» **Short problem**:
Where a line holds the word "SDTVAR", copy that line.
(begin)
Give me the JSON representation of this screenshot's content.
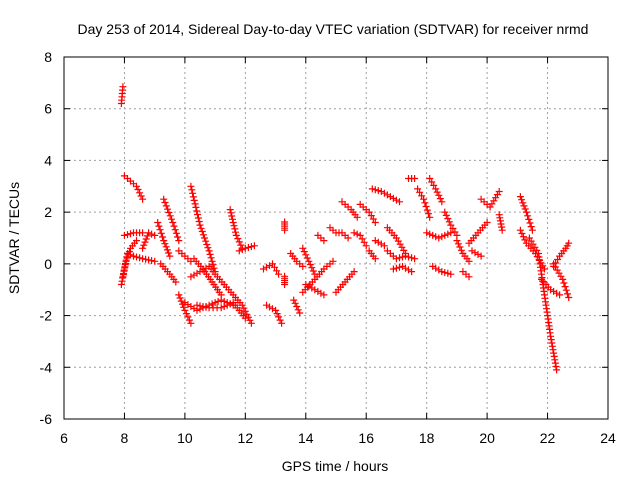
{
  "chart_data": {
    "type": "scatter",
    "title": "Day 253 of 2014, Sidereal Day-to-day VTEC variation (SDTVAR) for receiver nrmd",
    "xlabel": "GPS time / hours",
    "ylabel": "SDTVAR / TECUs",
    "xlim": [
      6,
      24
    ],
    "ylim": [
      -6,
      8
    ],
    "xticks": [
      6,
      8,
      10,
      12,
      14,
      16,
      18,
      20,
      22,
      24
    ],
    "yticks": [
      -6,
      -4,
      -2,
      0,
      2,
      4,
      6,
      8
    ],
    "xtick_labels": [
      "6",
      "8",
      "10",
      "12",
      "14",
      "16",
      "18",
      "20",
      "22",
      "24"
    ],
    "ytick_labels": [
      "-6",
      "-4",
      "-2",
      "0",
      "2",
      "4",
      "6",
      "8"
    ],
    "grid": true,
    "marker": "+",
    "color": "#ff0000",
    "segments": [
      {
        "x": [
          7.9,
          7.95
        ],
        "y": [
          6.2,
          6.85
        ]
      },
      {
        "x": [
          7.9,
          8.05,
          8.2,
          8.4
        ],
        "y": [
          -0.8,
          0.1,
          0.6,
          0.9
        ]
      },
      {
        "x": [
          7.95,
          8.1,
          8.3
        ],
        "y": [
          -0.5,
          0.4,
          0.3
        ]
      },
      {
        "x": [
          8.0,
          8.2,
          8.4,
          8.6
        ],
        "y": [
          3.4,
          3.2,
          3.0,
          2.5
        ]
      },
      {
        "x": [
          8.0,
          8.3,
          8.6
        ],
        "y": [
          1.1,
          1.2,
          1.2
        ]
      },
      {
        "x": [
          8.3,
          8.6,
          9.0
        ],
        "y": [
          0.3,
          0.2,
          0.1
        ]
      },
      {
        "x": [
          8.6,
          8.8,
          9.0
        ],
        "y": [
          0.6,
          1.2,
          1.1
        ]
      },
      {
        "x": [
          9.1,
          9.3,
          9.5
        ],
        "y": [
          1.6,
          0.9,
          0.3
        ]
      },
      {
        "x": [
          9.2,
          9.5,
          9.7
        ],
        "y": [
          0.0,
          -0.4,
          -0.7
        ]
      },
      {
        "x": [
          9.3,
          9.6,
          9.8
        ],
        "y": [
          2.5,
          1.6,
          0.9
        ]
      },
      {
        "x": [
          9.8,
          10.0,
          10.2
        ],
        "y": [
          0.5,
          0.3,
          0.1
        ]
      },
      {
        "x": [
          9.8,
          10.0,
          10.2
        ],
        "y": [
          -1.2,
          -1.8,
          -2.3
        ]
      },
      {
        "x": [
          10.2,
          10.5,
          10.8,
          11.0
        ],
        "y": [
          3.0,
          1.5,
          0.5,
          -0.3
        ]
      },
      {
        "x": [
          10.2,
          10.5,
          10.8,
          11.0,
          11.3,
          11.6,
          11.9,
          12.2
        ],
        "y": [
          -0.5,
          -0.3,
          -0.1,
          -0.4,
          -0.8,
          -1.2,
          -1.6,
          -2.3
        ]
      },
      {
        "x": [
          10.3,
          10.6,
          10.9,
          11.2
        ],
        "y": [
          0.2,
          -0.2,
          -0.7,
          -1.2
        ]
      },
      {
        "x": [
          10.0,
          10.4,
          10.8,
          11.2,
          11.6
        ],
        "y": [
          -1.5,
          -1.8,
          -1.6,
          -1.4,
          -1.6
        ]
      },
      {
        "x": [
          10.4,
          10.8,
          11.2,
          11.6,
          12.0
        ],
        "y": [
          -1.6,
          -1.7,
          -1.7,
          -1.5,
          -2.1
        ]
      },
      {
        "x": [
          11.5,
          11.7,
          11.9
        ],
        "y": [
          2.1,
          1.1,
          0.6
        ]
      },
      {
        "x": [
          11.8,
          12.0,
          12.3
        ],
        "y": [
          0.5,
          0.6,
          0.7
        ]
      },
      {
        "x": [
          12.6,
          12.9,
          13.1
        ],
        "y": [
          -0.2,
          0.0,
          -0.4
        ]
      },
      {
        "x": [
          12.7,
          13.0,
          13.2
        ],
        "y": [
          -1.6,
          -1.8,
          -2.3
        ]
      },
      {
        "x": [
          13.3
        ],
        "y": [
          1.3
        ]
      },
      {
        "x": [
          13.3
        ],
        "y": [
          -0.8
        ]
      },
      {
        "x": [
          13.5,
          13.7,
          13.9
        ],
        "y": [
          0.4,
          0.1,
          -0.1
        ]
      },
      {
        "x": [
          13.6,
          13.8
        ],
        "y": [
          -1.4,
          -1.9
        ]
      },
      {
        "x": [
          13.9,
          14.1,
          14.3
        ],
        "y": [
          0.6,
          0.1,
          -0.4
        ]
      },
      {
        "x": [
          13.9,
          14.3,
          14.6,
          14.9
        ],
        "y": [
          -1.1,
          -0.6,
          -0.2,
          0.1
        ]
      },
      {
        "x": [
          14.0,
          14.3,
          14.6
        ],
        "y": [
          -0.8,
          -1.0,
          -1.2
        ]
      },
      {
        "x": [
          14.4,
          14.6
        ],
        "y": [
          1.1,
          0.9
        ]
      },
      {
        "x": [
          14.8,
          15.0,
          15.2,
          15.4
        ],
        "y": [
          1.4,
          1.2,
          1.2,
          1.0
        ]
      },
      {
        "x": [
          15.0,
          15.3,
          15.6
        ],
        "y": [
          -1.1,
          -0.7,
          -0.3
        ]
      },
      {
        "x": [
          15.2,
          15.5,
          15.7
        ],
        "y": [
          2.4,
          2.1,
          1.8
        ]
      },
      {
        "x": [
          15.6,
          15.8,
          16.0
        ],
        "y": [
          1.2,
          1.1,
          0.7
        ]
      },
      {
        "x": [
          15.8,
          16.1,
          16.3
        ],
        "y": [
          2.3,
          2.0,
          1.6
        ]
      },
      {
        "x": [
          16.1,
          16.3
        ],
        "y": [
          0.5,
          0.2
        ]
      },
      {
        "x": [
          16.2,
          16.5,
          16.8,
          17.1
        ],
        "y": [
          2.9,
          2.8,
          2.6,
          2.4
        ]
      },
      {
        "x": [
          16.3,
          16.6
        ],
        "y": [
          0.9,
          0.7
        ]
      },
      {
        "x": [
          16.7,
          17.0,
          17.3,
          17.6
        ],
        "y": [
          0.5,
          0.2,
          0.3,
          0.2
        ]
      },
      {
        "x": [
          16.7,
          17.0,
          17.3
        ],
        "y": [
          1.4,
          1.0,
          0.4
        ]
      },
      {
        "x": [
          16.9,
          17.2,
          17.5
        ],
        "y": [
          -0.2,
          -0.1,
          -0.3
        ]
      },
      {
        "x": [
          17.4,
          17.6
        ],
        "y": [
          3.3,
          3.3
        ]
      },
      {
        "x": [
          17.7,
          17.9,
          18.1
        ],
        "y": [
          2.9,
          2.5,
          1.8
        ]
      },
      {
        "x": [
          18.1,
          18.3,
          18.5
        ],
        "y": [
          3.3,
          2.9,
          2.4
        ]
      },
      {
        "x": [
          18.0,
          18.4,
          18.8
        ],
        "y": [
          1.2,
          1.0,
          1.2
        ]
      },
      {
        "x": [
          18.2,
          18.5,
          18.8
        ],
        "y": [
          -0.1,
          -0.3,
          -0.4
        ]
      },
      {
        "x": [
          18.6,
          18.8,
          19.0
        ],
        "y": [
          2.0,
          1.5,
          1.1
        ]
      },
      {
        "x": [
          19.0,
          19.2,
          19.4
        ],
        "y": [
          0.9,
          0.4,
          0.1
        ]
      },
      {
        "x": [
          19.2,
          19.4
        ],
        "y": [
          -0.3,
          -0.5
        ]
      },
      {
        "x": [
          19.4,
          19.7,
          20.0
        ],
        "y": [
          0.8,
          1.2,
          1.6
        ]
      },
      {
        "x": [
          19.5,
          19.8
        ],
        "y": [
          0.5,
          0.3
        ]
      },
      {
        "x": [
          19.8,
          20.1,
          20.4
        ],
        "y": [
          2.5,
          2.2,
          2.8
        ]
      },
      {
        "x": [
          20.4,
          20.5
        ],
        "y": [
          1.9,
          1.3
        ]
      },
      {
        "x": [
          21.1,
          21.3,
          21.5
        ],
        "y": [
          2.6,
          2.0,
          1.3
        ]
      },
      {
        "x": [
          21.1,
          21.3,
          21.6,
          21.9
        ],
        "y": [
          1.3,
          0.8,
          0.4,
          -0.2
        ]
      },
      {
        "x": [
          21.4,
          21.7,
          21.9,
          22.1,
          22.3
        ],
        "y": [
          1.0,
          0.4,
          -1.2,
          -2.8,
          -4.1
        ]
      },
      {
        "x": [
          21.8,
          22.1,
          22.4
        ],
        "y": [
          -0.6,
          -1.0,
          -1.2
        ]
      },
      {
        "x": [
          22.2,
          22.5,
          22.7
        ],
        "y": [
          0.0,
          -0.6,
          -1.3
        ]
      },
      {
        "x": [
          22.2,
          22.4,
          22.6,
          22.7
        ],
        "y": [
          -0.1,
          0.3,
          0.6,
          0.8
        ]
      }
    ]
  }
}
(end)
» **Result of the exercise**:
    "title": "Day 253 of 2014, Sidereal Day-to-day VTEC variation (SDTVAR) for receiver nrmd",
    "ylabel": "SDTVAR / TECUs",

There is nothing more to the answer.